**Challenge**
The listing below should be written out exactly; please include all of it.

══ Task material

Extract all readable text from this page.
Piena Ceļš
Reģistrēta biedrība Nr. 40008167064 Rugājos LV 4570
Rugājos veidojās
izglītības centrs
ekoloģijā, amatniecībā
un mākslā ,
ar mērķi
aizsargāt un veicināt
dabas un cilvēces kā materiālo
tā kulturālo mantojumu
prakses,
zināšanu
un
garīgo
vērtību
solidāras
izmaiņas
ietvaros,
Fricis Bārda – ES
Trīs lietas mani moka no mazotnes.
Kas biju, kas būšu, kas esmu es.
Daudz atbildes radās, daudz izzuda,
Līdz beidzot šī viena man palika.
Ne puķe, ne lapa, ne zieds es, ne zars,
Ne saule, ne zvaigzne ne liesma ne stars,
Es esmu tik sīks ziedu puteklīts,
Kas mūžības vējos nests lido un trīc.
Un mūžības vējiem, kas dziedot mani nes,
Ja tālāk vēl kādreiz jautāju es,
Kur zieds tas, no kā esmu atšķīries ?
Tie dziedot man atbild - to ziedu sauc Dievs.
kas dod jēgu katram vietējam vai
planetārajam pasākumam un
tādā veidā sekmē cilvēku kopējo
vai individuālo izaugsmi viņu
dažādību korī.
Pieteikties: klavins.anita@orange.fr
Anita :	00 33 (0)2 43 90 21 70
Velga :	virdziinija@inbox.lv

════

**Task solution**
Extract all readable text from this page.
Piena Ceļš
Reģistrēta biedrība Nr. 40008167064 Rugājos LV 4570
Rugājos veidojās
izglītības centrs
ekoloģijā, amatniecībā
un mākslā ,
ar mērķi
aizsargāt un veicināt
dabas un cilvēces kā materiālo
tā kulturālo mantojumu
prakses,
zināšanu
un
garīgo
vērtību
solidāras
izmaiņas
ietvaros,
Fricis Bārda – ES
Trīs lietas mani moka no mazotnes.
Kas biju, kas būšu, kas esmu es.
Daudz atbildes radās, daudz izzuda,
Līdz beidzot šī viena man palika.
Ne puķe, ne lapa, ne zieds es, ne zars,
Ne saule, ne zvaigzne ne liesma ne stars,
Es esmu tik sīks ziedu puteklīts,
Kas mūžības vējos nests lido un trīc.
Un mūžības vējiem, kas dziedot mani nes,
Ja tālāk vēl kādreiz jautāju es,
Kur zieds tas, no kā esmu atšķīries ?
Tie dziedot man atbild - to ziedu sauc Dievs.
kas dod jēgu katram vietējam vai
planetārajam pasākumam un
tādā veidā sekmē cilvēku kopējo
vai individuālo izaugsmi viņu
dažādību korī.
Pieteikties: klavins.anita@orange.fr
Anita :	00 33 (0)2 43 90 21 70
Velga :	virdziinija@inbox.lv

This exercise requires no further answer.